─── RECORDS SHOWN ───
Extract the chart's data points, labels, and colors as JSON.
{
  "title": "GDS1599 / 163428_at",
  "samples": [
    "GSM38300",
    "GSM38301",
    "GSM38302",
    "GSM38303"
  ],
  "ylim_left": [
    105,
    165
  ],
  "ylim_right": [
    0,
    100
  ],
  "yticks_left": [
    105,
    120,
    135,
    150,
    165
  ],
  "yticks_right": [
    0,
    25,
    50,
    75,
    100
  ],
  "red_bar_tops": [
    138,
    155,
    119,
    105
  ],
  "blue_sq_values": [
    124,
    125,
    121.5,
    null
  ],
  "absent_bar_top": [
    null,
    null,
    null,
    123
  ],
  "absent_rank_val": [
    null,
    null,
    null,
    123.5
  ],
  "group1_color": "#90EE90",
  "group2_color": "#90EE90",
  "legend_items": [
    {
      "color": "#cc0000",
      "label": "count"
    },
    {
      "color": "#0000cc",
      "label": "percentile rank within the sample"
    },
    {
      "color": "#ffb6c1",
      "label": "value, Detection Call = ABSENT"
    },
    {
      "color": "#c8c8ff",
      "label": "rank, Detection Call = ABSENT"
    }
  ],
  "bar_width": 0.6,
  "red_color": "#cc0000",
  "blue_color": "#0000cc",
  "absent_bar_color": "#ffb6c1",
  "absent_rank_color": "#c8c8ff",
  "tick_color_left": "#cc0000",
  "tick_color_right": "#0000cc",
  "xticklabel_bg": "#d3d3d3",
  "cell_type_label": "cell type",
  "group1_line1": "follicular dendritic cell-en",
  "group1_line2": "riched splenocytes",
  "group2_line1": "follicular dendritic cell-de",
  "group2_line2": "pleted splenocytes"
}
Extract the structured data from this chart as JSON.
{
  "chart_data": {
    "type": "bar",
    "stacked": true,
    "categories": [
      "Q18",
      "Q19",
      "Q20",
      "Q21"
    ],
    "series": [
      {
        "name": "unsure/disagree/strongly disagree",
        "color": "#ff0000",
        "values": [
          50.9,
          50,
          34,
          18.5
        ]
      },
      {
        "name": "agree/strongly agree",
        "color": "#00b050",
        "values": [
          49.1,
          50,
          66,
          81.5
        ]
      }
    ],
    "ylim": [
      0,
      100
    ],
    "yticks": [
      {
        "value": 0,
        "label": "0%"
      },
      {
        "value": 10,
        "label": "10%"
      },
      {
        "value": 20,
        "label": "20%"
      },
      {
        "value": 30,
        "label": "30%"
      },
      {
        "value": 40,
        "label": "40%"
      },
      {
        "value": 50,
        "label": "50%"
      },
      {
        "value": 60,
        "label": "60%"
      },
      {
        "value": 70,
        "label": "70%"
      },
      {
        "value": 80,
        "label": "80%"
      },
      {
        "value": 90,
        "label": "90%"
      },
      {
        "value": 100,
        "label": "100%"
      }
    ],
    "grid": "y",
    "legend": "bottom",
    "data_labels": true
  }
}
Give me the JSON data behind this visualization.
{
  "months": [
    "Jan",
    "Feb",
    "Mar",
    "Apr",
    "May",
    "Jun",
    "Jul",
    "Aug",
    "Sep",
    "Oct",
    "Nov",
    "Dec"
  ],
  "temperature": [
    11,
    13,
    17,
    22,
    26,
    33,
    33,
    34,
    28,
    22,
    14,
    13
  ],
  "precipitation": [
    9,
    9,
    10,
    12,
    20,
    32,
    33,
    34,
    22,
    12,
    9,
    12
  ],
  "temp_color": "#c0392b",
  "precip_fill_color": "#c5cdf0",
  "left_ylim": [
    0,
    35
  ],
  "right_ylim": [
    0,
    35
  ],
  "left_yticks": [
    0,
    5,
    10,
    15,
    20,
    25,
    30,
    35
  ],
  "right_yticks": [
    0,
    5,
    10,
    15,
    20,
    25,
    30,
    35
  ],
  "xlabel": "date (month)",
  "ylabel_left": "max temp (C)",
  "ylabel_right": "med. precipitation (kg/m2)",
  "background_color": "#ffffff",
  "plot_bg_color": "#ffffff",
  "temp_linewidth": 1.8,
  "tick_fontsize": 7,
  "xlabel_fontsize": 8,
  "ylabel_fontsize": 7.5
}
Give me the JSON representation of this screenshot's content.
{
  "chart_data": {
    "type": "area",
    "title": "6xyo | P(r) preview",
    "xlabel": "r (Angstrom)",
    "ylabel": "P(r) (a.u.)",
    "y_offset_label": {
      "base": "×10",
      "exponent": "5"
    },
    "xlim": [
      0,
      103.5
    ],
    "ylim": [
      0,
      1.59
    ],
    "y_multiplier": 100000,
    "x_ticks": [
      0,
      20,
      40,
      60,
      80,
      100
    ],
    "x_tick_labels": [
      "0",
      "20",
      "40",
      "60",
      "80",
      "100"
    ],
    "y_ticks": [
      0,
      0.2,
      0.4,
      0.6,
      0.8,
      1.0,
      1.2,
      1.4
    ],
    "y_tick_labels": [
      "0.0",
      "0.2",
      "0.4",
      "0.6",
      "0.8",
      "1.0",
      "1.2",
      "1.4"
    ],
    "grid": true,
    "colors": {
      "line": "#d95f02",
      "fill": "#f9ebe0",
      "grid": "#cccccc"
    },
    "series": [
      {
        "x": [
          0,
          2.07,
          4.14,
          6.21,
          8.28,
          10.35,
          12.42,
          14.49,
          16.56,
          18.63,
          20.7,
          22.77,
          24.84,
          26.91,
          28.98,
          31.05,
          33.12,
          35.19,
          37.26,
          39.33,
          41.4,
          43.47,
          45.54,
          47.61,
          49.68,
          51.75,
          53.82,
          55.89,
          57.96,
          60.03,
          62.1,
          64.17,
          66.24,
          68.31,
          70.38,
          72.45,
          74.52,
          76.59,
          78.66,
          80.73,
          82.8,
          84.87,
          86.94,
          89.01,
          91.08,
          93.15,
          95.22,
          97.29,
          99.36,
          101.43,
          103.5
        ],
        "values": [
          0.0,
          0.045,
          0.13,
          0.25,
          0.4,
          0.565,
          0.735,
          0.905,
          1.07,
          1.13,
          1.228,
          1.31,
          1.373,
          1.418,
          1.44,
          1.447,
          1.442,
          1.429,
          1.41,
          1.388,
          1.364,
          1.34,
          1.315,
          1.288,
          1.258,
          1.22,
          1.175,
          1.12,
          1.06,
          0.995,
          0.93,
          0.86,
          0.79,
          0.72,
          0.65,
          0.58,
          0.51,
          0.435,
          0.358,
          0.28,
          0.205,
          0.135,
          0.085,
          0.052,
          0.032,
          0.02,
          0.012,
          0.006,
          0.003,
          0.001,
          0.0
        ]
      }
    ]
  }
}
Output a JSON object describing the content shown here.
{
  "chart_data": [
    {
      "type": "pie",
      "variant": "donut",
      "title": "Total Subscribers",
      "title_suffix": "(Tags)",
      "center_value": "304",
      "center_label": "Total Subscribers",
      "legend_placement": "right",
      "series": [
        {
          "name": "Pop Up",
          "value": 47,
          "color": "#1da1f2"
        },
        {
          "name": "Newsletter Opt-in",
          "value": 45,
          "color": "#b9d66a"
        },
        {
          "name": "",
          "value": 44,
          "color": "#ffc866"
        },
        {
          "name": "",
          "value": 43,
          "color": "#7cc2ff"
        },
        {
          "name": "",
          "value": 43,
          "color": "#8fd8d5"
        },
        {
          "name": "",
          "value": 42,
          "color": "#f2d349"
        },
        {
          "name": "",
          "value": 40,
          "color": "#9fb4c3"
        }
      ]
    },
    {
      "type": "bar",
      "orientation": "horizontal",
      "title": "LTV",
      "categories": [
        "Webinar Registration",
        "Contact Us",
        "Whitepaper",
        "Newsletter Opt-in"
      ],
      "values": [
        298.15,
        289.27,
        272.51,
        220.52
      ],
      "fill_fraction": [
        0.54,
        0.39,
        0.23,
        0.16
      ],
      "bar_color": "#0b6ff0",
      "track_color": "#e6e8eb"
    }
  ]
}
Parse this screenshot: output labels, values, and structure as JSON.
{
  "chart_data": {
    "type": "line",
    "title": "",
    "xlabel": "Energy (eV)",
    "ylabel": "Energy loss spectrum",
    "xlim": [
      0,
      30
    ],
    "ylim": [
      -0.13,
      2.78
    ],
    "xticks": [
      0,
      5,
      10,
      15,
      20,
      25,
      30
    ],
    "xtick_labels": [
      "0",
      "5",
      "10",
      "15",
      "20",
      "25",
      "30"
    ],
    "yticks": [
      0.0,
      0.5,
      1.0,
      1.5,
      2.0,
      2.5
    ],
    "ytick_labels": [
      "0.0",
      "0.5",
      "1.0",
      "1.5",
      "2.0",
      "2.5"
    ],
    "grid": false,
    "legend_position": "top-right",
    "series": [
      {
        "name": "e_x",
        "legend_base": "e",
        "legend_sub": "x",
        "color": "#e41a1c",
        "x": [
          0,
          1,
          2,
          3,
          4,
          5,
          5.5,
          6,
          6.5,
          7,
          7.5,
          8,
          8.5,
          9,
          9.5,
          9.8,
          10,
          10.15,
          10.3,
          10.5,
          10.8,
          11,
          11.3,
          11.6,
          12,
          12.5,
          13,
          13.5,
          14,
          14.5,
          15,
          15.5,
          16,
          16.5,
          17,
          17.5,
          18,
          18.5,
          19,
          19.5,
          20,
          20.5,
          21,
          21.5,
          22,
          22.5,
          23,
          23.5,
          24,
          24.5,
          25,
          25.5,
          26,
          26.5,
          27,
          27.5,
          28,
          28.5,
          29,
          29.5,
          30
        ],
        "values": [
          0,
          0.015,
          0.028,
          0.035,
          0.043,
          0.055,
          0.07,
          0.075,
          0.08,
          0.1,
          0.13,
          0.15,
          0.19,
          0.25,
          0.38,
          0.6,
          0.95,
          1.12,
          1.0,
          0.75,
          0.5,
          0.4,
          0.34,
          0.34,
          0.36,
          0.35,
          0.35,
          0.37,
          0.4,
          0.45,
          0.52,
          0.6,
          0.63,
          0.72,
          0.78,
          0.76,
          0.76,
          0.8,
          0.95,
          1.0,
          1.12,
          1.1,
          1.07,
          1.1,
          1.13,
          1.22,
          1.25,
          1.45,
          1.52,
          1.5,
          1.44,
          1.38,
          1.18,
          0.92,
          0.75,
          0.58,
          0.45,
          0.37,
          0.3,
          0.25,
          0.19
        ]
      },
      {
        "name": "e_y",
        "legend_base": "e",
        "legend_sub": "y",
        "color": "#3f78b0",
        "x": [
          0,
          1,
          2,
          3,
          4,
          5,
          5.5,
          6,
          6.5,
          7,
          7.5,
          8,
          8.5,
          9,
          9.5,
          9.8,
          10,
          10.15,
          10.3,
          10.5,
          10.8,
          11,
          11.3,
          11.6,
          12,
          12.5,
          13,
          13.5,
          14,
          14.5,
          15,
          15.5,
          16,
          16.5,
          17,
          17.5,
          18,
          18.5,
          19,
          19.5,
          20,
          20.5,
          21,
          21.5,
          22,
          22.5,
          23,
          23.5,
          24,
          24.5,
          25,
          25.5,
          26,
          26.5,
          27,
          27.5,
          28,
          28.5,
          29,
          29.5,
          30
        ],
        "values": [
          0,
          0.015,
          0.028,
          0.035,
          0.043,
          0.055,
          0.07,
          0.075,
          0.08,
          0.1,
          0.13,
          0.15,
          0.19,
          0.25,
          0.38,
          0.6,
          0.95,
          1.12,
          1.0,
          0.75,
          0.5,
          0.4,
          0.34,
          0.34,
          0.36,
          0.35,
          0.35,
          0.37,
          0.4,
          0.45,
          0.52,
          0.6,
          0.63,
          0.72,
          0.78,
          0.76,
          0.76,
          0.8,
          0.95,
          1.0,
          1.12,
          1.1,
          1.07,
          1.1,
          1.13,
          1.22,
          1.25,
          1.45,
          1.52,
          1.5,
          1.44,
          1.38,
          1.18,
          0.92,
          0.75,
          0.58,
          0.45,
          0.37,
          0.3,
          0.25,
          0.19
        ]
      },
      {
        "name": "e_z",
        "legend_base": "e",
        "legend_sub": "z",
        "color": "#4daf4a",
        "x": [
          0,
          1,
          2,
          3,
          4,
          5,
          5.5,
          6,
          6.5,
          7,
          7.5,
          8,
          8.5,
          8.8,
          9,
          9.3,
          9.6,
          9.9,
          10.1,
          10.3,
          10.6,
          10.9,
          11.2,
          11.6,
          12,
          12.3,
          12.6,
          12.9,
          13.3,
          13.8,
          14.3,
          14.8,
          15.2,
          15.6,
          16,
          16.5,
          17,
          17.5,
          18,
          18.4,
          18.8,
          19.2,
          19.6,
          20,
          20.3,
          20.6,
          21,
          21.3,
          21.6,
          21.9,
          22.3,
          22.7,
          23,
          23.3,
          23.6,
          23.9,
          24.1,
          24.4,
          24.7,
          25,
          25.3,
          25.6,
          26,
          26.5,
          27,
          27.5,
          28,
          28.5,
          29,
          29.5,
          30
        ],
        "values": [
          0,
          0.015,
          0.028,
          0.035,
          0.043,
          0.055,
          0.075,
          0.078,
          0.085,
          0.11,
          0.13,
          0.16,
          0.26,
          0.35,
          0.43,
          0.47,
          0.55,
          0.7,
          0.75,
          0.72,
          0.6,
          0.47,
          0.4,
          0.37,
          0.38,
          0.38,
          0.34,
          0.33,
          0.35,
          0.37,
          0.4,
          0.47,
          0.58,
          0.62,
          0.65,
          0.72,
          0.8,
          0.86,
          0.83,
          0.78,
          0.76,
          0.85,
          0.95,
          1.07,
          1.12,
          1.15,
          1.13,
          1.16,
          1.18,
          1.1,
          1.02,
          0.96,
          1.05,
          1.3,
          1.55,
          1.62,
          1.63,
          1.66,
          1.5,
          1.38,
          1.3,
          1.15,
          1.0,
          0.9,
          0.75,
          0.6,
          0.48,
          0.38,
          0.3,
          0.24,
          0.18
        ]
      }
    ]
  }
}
───
## PROBLEM
Scan the listing above for the word "colors" and show each line where it is found.

## EXERCISE OUTPUT
Extract the chart's data points, labels, and colors as JSON.
    "colors": {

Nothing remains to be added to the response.